== Data for this task ==

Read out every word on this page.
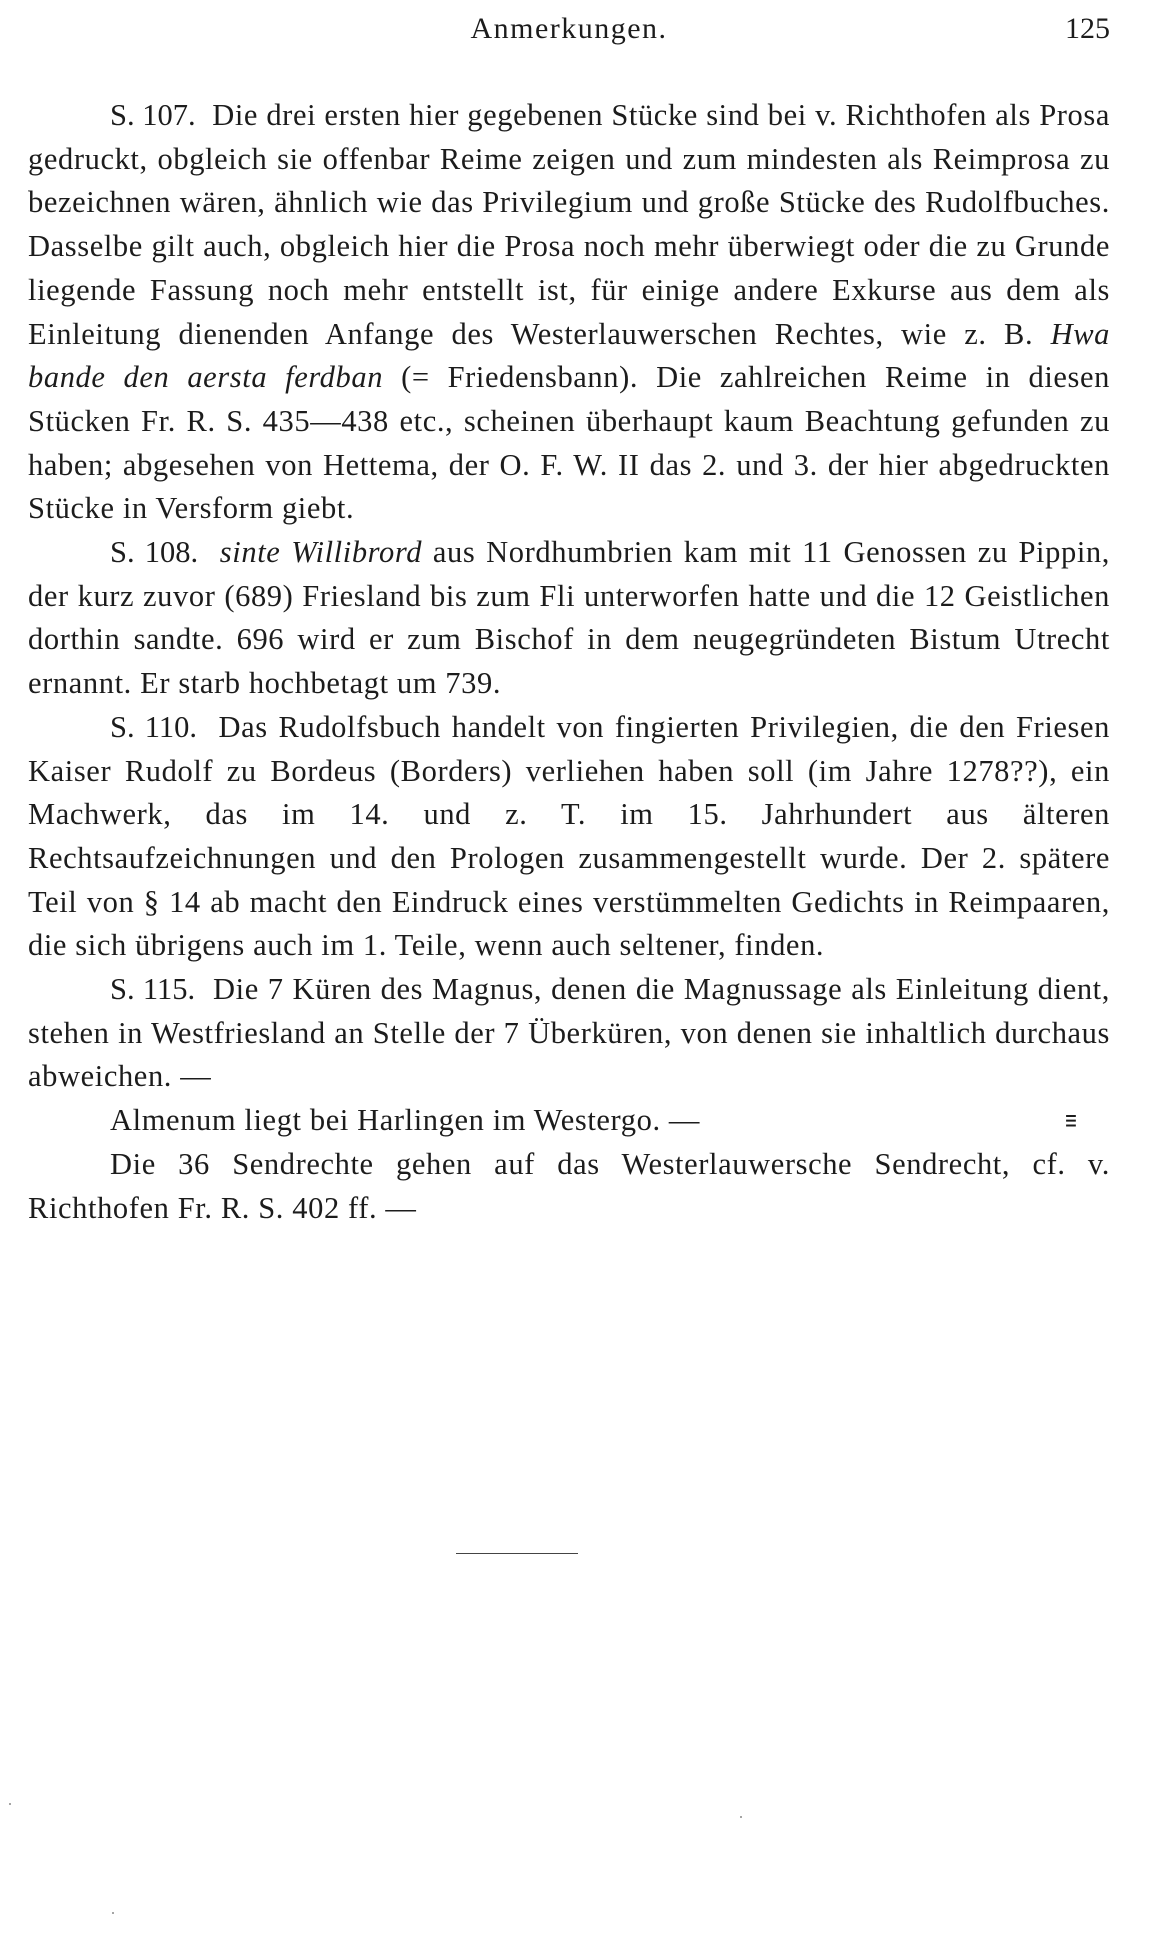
Anmerkungen.	125

S. 107. Die drei ersten hier gegebenen Stücke sind bei v. Richthofen als Prosa gedruckt, obgleich sie offenbar Reime zeigen und zum mindesten als Reimprosa zu bezeichnen wären, ähnlich wie das Privilegium und große Stücke des Rudolfbuches. Dasselbe gilt auch, obgleich hier die Prosa noch mehr überwiegt oder die zu Grunde liegende Fassung noch mehr entstellt ist, für einige andere Exkurse aus dem als Einleitung dienenden Anfange des Westerlauwerschen Rechtes, wie z. B. Hwa bande den aersta ferdban (= Friedensbann). Die zahlreichen Reime in diesen Stücken Fr. R. S. 435—438 etc., scheinen überhaupt kaum Beachtung gefunden zu haben; abgesehen von Hettema, der O. F. W. II das 2. und 3. der hier abgedruckten Stücke in Versform giebt.

S. 108. sinte Willibrord aus Nordhumbrien kam mit 11 Genossen zu Pippin, der kurz zuvor (689) Friesland bis zum Fli unterworfen hatte und die 12 Geistlichen dorthin sandte. 696 wird er zum Bischof in dem neugegründeten Bistum Utrecht ernannt. Er starb hochbetagt um 739.

S. 110. Das Rudolfsbuch handelt von fingierten Privilegien, die den Friesen Kaiser Rudolf zu Bordeus (Borders) verliehen haben soll (im Jahre 1278??), ein Machwerk, das im 14. und z. T. im 15. Jahrhundert aus älteren Rechtsaufzeichnungen und den Prologen zusammengestellt wurde. Der 2. spätere Teil von § 14 ab macht den Eindruck eines verstümmelten Gedichts in Reimpaaren, die sich übrigens auch im 1. Teile, wenn auch seltener, finden.

S. 115. Die 7 Küren des Magnus, denen die Magnussage als Einleitung dient, stehen in Westfriesland an Stelle der 7 Überküren, von denen sie inhaltlich durchaus abweichen. —

Almenum liegt bei Harlingen im Westergo. —

Die 36 Sendrechte gehen auf das Westerlauwersche Sendrecht, cf. v. Richthofen Fr. R. S. 402 ff. —

≡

== What to do ==
Wherever "Richthofen" shows up in a line, copy that line.

== Task response ==
S. 107. Die drei ersten hier gegebenen Stücke sind bei v. Richthofen als Prosa gedruckt, obgleich sie offenbar Reime zeigen und zum mindesten als Reimprosa zu bezeichnen wären, ähnlich wie das Privilegium und große Stücke des Rudolfbuches. Dasselbe gilt auch, obgleich hier die Prosa noch mehr überwiegt oder die zu Grunde liegende Fassung noch mehr entstellt ist, für einige andere Exkurse aus dem als Einleitung dienenden Anfange des Westerlauwerschen Rechtes, wie z. B. Hwa bande den aersta ferdban (= Friedensbann). Die zahlreichen Reime in diesen Stücken Fr. R. S. 435—438 etc., scheinen überhaupt kaum Beachtung gefunden zu haben; abgesehen von Hettema, der O. F. W. II das 2. und 3. der hier abgedruckten Stücke in Versform giebt.
Die 36 Sendrechte gehen auf das Westerlauwersche Sendrecht, cf. v. Richthofen Fr. R. S. 402 ff. —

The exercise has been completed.